Give the number of lines in the records below that contain the word "community". State only that number.

▶ **Raw data**
Content starts

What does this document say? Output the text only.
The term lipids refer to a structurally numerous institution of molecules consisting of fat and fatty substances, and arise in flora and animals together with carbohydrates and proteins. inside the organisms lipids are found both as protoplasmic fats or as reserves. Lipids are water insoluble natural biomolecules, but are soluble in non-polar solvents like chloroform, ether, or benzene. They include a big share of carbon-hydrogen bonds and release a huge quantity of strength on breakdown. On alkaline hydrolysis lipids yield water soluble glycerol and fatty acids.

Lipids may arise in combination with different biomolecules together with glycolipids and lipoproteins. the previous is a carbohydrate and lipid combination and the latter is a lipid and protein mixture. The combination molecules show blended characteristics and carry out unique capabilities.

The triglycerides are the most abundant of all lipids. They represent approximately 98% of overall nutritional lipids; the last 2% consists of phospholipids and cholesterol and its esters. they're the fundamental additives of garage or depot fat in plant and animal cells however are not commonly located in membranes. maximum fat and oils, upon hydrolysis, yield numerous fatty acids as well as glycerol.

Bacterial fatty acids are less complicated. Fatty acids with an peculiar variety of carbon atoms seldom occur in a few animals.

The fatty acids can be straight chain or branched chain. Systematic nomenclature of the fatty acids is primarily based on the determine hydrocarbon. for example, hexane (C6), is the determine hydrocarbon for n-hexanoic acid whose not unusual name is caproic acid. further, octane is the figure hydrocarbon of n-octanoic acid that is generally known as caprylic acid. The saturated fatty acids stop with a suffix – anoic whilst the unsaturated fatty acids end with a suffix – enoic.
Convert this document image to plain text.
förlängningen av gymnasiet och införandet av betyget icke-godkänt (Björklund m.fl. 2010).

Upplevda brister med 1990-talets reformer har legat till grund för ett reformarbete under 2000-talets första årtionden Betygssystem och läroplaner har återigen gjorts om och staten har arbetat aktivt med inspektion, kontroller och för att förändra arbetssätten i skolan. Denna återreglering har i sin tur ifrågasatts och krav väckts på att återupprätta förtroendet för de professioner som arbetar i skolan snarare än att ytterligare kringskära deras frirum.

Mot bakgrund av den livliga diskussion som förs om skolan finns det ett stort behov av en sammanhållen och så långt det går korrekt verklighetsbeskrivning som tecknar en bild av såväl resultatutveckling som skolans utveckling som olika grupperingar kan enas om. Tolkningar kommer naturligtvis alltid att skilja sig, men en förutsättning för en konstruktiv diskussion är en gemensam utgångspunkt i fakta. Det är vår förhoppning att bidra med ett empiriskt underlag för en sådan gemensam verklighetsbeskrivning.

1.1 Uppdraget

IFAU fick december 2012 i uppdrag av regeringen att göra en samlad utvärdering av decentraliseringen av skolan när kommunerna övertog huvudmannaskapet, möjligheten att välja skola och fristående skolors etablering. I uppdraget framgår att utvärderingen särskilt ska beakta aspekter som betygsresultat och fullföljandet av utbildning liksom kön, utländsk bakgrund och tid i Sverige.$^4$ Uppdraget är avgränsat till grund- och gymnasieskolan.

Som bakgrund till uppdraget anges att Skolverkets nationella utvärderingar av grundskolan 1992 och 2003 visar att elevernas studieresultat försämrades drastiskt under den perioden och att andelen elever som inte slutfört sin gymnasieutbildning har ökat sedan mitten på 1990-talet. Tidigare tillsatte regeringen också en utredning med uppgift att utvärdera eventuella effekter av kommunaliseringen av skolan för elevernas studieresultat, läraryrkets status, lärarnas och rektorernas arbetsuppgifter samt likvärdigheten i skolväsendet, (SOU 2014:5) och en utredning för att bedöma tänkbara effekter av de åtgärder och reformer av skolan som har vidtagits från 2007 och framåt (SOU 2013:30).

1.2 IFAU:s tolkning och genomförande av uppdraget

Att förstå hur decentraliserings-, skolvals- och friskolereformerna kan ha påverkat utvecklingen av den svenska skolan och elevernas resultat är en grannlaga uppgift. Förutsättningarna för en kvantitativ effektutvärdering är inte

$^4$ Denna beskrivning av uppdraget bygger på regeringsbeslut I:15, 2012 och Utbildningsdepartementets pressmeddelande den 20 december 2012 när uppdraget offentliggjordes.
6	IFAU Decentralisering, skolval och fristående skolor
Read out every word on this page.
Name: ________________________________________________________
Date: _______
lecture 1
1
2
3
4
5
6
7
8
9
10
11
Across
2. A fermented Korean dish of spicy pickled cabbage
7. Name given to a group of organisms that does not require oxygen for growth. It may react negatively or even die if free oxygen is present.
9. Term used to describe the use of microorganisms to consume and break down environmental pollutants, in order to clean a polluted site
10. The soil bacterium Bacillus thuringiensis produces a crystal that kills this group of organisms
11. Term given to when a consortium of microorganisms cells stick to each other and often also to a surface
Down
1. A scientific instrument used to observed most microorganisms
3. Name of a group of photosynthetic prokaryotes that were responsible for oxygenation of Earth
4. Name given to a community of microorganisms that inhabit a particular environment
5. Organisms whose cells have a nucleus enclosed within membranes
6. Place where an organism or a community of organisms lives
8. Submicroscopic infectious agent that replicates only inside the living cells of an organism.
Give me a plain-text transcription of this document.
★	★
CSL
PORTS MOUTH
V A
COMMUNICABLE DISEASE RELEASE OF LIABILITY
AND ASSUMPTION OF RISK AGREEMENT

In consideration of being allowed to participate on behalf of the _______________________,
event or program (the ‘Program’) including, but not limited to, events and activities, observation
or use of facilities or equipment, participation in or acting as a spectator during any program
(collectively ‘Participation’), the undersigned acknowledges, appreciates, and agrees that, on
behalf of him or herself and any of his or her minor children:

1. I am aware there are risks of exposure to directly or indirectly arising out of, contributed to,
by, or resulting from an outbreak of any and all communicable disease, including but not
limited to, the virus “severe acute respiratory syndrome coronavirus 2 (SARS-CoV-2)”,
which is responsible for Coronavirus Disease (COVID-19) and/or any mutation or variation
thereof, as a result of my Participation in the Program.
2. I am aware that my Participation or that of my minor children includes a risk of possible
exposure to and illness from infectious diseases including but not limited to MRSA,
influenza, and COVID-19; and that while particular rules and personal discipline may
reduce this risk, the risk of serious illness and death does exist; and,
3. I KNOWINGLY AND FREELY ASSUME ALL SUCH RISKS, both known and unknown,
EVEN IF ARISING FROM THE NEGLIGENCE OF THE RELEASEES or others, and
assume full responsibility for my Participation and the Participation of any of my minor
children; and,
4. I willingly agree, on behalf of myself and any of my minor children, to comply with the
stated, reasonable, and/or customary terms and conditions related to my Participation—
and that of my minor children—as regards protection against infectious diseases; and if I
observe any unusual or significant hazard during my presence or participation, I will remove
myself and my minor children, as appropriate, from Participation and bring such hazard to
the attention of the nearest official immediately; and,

Content ends

▶ **Worked solution**
2